_Given problem:_ Tally up the lines carrying the string "工程施工类" and respond with only the resulting number.
— START —
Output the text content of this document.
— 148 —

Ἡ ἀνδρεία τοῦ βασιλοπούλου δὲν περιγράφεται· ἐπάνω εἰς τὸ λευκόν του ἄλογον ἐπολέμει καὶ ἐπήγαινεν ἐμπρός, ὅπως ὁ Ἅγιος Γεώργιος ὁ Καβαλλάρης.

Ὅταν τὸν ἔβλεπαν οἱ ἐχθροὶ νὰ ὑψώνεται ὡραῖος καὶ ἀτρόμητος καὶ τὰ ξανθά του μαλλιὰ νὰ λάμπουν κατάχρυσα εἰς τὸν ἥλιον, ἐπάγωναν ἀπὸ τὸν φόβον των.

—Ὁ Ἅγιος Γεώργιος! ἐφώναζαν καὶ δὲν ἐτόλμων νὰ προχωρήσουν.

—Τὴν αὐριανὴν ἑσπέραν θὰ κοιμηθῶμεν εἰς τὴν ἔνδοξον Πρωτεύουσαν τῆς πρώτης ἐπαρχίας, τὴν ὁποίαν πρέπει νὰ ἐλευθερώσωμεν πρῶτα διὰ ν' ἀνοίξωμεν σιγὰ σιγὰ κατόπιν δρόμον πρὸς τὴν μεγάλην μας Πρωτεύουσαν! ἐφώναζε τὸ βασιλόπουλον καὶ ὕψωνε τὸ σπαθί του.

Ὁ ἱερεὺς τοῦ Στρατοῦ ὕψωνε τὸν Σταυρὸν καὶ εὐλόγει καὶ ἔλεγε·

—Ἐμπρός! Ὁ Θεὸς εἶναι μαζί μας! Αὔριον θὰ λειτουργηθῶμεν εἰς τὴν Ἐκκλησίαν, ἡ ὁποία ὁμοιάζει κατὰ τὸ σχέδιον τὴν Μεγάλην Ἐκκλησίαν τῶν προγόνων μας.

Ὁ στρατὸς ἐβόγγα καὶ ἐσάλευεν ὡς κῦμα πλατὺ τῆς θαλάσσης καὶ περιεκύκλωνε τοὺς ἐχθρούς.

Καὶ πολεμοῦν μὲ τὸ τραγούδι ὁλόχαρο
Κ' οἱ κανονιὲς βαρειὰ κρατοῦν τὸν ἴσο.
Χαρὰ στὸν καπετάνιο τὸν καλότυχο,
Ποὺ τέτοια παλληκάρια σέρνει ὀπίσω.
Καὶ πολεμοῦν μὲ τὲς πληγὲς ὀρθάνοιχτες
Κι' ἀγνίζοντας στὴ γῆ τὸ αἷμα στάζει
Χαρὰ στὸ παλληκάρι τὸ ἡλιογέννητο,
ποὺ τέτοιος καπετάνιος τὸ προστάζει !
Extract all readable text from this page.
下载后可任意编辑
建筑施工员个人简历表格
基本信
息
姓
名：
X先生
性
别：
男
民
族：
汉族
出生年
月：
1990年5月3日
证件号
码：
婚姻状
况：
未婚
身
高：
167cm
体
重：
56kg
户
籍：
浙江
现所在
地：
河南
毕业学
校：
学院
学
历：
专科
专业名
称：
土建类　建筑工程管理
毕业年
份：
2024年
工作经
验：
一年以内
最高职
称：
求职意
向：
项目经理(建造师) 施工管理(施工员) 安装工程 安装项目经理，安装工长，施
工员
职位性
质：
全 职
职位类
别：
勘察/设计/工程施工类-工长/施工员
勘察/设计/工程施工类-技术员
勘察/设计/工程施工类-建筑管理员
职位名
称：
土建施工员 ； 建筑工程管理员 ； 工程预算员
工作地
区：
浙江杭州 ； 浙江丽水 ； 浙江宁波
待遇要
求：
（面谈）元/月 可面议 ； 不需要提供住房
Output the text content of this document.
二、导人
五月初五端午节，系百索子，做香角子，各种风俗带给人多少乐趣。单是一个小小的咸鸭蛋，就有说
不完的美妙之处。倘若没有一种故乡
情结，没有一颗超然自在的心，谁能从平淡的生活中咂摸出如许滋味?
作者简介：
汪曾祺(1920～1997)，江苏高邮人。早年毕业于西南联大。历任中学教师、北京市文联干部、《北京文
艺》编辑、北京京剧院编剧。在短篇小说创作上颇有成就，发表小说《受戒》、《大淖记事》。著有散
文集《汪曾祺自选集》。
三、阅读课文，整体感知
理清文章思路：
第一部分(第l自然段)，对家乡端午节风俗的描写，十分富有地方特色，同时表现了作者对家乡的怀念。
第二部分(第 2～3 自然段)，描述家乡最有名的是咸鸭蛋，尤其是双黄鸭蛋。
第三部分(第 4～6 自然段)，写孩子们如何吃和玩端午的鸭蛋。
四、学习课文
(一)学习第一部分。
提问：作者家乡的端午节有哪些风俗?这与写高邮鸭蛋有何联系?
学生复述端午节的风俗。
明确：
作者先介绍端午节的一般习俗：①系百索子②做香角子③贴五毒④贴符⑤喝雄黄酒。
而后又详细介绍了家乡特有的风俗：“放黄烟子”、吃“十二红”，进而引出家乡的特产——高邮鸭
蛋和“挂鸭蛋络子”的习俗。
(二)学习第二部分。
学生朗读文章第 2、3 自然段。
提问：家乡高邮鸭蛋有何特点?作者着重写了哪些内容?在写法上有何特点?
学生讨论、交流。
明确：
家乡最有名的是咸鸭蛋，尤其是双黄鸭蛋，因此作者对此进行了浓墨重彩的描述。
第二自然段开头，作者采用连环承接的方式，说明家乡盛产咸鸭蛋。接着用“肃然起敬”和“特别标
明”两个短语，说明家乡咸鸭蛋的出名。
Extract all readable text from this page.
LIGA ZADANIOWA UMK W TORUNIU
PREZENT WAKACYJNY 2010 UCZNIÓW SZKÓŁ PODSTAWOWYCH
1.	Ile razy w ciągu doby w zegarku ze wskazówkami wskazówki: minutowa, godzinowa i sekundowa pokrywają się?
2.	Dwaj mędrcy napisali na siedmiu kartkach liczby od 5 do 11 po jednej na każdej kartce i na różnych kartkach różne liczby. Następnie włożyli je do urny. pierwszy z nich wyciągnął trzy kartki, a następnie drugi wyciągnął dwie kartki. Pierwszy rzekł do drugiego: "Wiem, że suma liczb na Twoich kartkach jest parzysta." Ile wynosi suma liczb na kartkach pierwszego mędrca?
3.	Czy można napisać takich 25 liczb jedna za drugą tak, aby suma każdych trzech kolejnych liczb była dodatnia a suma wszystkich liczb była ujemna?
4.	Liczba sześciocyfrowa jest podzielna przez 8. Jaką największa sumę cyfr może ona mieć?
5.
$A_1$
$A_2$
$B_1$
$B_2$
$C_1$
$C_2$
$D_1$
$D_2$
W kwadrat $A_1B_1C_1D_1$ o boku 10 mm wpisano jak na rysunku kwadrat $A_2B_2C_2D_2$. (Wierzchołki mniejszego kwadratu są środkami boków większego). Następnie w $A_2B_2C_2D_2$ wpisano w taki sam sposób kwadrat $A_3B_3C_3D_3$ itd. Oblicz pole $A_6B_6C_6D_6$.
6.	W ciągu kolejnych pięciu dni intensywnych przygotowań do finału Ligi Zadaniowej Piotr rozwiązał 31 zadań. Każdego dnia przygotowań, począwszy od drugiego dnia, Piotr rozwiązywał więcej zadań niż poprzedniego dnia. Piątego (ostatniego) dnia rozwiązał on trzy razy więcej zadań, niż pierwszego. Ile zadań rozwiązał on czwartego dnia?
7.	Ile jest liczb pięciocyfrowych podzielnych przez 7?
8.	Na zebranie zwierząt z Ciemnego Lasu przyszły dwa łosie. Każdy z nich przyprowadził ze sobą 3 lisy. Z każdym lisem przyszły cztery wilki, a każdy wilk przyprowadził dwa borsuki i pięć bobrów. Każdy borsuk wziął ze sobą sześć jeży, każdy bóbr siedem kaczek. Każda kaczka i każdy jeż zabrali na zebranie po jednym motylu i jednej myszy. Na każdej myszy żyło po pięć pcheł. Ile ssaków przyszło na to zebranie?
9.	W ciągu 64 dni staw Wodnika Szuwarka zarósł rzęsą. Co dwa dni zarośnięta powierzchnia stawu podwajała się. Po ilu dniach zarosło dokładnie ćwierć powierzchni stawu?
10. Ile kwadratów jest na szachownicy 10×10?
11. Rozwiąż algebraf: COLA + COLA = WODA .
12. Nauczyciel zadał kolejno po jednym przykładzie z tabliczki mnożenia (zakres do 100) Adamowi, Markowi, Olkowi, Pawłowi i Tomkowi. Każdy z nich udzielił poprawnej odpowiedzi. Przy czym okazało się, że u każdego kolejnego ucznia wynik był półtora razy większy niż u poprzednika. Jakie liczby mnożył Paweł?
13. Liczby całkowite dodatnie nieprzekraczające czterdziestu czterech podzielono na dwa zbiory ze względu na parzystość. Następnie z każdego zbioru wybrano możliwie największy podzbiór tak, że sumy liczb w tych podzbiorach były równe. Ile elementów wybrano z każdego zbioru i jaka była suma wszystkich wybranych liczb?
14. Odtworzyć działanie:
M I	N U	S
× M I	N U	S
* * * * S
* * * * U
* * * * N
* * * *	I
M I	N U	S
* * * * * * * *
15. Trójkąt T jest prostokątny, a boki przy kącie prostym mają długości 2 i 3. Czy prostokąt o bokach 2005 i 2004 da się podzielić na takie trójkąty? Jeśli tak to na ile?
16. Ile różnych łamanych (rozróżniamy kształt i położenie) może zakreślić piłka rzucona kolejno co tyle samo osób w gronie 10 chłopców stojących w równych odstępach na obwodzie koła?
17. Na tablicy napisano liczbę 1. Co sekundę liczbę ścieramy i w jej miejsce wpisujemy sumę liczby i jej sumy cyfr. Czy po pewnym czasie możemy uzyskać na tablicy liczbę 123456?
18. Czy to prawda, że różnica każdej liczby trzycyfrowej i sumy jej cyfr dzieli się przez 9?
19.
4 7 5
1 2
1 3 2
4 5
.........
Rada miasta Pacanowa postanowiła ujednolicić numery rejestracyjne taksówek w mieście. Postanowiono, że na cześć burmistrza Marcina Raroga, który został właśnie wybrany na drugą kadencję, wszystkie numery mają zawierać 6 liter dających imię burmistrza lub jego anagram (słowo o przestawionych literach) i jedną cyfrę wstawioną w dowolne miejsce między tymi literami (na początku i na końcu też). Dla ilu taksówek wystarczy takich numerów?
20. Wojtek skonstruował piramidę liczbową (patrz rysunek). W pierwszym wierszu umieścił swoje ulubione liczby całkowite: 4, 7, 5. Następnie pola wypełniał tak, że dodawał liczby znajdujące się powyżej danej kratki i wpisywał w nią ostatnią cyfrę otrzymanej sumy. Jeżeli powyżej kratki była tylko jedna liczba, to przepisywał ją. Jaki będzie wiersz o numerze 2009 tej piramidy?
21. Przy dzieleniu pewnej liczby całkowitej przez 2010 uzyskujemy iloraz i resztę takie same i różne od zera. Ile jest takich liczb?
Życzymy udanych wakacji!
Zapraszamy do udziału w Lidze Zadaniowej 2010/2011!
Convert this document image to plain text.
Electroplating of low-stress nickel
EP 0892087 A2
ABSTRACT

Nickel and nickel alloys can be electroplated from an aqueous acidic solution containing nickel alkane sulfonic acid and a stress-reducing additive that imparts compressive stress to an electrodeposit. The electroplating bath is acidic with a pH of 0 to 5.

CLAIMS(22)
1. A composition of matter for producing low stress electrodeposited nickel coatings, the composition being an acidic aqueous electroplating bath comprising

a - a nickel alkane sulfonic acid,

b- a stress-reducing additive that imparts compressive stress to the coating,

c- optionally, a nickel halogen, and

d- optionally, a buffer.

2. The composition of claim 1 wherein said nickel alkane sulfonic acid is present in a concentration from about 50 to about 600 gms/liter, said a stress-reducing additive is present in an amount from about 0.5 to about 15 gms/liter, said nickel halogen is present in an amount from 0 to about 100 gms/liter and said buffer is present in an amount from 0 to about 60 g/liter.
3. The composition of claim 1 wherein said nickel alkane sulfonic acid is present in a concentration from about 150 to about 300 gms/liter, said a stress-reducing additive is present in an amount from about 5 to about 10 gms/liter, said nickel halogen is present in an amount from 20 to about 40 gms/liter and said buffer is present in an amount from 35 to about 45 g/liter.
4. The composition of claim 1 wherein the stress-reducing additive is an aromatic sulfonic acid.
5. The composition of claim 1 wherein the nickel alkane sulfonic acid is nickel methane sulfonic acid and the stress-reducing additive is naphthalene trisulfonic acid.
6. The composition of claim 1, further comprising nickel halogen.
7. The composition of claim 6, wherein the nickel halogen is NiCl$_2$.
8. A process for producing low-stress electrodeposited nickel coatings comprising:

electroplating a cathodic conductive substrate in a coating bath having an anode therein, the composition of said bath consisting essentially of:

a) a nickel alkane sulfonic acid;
— END —
_Written answer:_ 3